* **Your objective**: Collect every line that includes the string "with".

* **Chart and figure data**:

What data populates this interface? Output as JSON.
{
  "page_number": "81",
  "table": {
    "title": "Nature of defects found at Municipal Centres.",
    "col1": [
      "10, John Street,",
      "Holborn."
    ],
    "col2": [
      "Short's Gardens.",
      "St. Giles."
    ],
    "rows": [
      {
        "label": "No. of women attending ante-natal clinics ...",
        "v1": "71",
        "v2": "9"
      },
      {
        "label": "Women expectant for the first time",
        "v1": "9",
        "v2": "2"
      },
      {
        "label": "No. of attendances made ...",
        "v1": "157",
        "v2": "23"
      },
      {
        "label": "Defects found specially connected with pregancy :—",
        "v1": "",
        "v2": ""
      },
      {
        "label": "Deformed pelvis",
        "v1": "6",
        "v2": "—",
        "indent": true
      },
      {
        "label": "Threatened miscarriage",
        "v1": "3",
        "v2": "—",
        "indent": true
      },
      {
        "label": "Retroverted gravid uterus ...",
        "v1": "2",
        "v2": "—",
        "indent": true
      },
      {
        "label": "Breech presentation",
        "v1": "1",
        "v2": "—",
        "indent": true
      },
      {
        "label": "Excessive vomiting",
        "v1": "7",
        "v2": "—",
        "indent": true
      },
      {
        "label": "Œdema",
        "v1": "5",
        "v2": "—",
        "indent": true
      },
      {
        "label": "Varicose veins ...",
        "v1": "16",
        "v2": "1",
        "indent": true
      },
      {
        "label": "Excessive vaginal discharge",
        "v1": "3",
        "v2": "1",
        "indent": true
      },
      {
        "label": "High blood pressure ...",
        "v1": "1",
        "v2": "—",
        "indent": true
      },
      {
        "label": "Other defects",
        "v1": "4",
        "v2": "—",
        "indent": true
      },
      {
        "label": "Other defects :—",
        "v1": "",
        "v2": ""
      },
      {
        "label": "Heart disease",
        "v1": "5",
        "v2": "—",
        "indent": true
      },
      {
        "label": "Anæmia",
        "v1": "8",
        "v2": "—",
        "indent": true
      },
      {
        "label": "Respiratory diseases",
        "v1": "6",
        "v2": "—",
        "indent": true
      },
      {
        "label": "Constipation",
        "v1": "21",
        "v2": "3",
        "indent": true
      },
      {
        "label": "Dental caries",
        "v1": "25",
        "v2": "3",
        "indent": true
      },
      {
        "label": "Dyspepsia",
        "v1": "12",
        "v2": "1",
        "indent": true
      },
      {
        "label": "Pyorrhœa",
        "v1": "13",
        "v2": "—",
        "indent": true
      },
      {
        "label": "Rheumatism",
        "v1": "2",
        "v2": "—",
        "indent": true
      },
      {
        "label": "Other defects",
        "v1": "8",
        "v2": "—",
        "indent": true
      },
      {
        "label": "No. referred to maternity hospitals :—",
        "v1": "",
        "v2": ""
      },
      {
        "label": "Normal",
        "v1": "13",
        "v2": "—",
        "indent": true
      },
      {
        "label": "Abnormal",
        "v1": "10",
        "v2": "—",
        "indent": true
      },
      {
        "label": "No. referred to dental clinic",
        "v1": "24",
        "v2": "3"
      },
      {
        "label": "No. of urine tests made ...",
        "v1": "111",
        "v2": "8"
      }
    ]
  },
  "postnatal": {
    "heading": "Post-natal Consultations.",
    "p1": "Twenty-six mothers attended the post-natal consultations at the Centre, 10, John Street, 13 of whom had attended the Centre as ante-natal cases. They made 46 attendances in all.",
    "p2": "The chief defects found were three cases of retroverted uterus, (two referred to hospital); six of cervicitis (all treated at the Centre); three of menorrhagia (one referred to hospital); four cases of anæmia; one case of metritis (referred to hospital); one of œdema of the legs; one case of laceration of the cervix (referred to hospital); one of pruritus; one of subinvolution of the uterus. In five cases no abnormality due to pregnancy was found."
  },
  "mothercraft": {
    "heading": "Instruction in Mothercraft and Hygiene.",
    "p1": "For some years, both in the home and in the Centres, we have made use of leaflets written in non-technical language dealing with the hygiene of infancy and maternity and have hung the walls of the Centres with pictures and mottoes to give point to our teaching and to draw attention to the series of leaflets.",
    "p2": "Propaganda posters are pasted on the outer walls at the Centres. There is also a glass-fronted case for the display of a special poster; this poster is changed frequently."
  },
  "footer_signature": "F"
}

* **Final answer**:
        "label": "Defects found specially connected with pregancy :—",
    "p1": "For some years, both in the home and in the Centres, we have made use of leaflets written in non-technical language dealing with the hygiene of infancy and maternity and have hung the walls of the Centres with pictures and mottoes to give point to our teaching and to draw attention to the series of leaflets.",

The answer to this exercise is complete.